# TEXT SECTION
As a result, the drivers of these transactions may well be new pools of capital. Partnerships between GPs and brokerages such as Huatai and CITIC Securities are likely to be an enduring theme: the former provide deal flow and transaction expertise, while the latter have plenty of high net worth individuals in their client bases that want access to the private market alpha associated with technology stocks.

Though negotiations are challenging when one group of investors is replacing another, the outcomes are tolerable as long as China's public markets continue to imply that companies can achieve a substantial valuation premium to what is paid to the exiting investors. "Imagine a company is trying to get on NASDAQ at 30x and then all of a sudden there is talk of this mystical 100x on China exchanges," notes Rocky Lee, Asia managing partner at Cadwalader. "There is nothing wrong with a US dollar fund getting 30x return and exiting, provided the companies actually have the ability to cash them out."

There are ways around temporary cash shortfalls. For example, should a company avoid waiting for an IPO by arranging a reverse merger into a listed entity, it can raise capital by issuing shares and use that to redeem investors through a combination of cash and shares. This is of course contingent on the company meeting listing requirements - notably the profitability criteria - and not being in an industry where foreign ownership is prohibited.

James Lu, a partner at Cooley, has also seen agreements whereby the buyer settles a portion of the transaction up front in cash and then makes an additional payment if the company reaches a certain valuation on listing.

Echo chamber

Beyond this, the debate descends into a series of ifs and buts. Earlier this month Premier Li Keqiang said the government would promote start-ups with "special ownership structures" to list onshore. In the absence of further detail, rumor is occupying the policy vacuum.

Some industry participants predict the creation of a new board on which companies that are already listed overseas can issue Chinese Depository Receipts, enabling local investors to own stock despite the presence of offshore structures and VIEs. This would certainly be quicker than privatizing businesses and re-listing them domestically.

Meanwhile, GGV's Foo is among those who believe that the planned transition from an approvals-based system for IPOs to a disclosure-based model will, ultimately, result in the relaxation of the requirement that companies have been profitable for at least two years. This would open up other markets to start-ups that are currently confined to the New Third Board.

# DIRECTION 1
Render the records as a numbered list, starting at the line that contains "y-tick-label: 2,000: [29, 236, 64, 252]" and stopping after the line that contains "x-tick-year-label: 2023: [391, 373, 422, 389]". Leave out blank lines.

# RECORDS FOR THIS EXERCISE
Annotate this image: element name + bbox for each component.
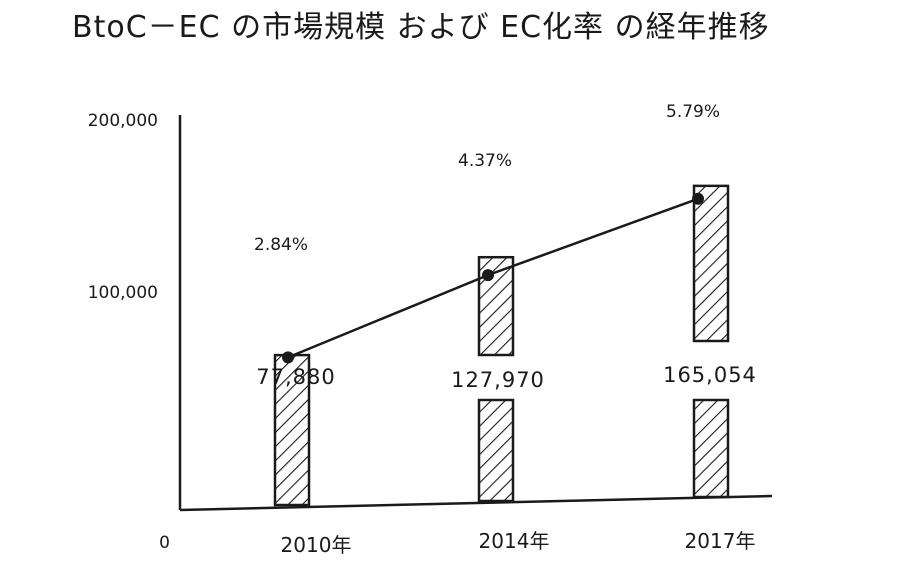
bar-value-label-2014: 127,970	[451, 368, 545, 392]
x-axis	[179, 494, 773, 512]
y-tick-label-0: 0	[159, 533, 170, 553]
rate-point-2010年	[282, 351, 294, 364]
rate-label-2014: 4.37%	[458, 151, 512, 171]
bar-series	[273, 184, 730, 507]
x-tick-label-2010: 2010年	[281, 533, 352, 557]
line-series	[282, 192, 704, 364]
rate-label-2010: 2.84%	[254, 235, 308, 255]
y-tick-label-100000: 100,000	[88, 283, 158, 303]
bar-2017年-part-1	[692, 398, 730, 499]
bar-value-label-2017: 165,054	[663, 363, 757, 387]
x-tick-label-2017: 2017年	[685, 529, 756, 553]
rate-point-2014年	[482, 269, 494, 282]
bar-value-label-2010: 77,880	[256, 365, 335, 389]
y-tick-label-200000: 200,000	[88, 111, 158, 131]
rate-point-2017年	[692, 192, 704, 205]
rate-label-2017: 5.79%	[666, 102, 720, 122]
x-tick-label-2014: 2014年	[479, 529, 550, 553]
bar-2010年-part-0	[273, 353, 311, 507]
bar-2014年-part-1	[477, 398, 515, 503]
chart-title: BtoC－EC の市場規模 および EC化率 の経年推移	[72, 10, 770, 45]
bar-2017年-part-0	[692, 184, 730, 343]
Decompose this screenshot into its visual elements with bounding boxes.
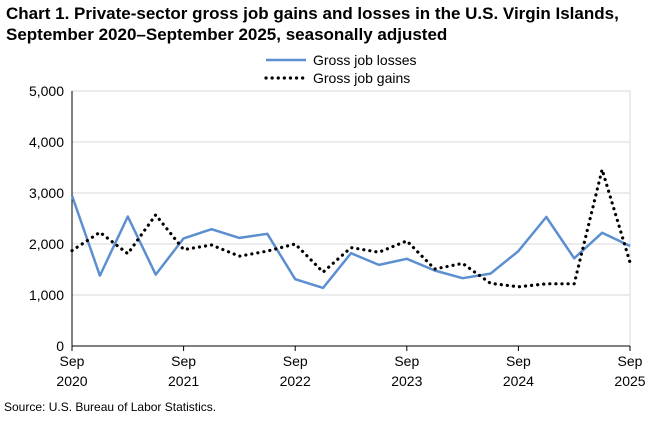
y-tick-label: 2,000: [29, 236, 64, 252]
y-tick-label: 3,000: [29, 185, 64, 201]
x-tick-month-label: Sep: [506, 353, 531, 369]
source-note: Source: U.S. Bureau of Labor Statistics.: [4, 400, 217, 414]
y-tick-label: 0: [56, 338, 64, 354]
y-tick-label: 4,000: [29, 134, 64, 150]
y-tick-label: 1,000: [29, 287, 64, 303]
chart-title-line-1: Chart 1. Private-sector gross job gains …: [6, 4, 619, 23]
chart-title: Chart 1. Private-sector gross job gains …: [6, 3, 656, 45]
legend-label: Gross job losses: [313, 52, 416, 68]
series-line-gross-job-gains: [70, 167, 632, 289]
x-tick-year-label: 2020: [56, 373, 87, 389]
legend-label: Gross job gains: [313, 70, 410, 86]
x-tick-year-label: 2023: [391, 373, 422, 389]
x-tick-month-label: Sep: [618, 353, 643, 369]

# DIRECTION 2
From the text on Chinese start-ups listing onshore, return the passage word for word, starting at the words "There are ways" and stopping after "ownership is prohibited.".

# CORRECT RESULT 1
1. y-tick-label: 2,000: [29, 236, 64, 252]
2. y-tick-label: 3,000: [29, 185, 64, 201]
3. x-tick-month-label: Sep: [506, 353, 531, 369]
4. source-note: Source: U.S. Bureau of Labor Statistics.: [4, 400, 217, 414]
5. y-tick-label: 0: [56, 338, 64, 354]
6. y-tick-label: 4,000: [29, 134, 64, 150]
7. y-tick-label: 1,000: [29, 287, 64, 303]
8. chart-title-line-1: Chart 1. Private-sector gross job gains …: [6, 4, 619, 23]
9. chart-title: Chart 1. Private-sector gross job gains …: [6, 3, 656, 45]
10. legend-label: Gross job losses: [313, 52, 416, 68]
11. series-line-gross-job-gains: [70, 167, 632, 289]
12. x-tick-year-label: 2020: [56, 373, 87, 389]
13. legend-label: Gross job gains: [313, 70, 410, 86]
14. x-tick-year-label: 2023: [391, 373, 422, 389]

# CORRECT RESULT 2
There are ways around temporary cash shortfalls. For example, should a company avoid waiting for an IPO by arranging a reverse merger into a listed entity, it can raise capital by issuing shares and use that to redeem investors through a combination of cash and shares. This is of course contingent on the company meeting listing requirements - notably the profitability criteria - and not being in an industry where foreign ownership is prohibited.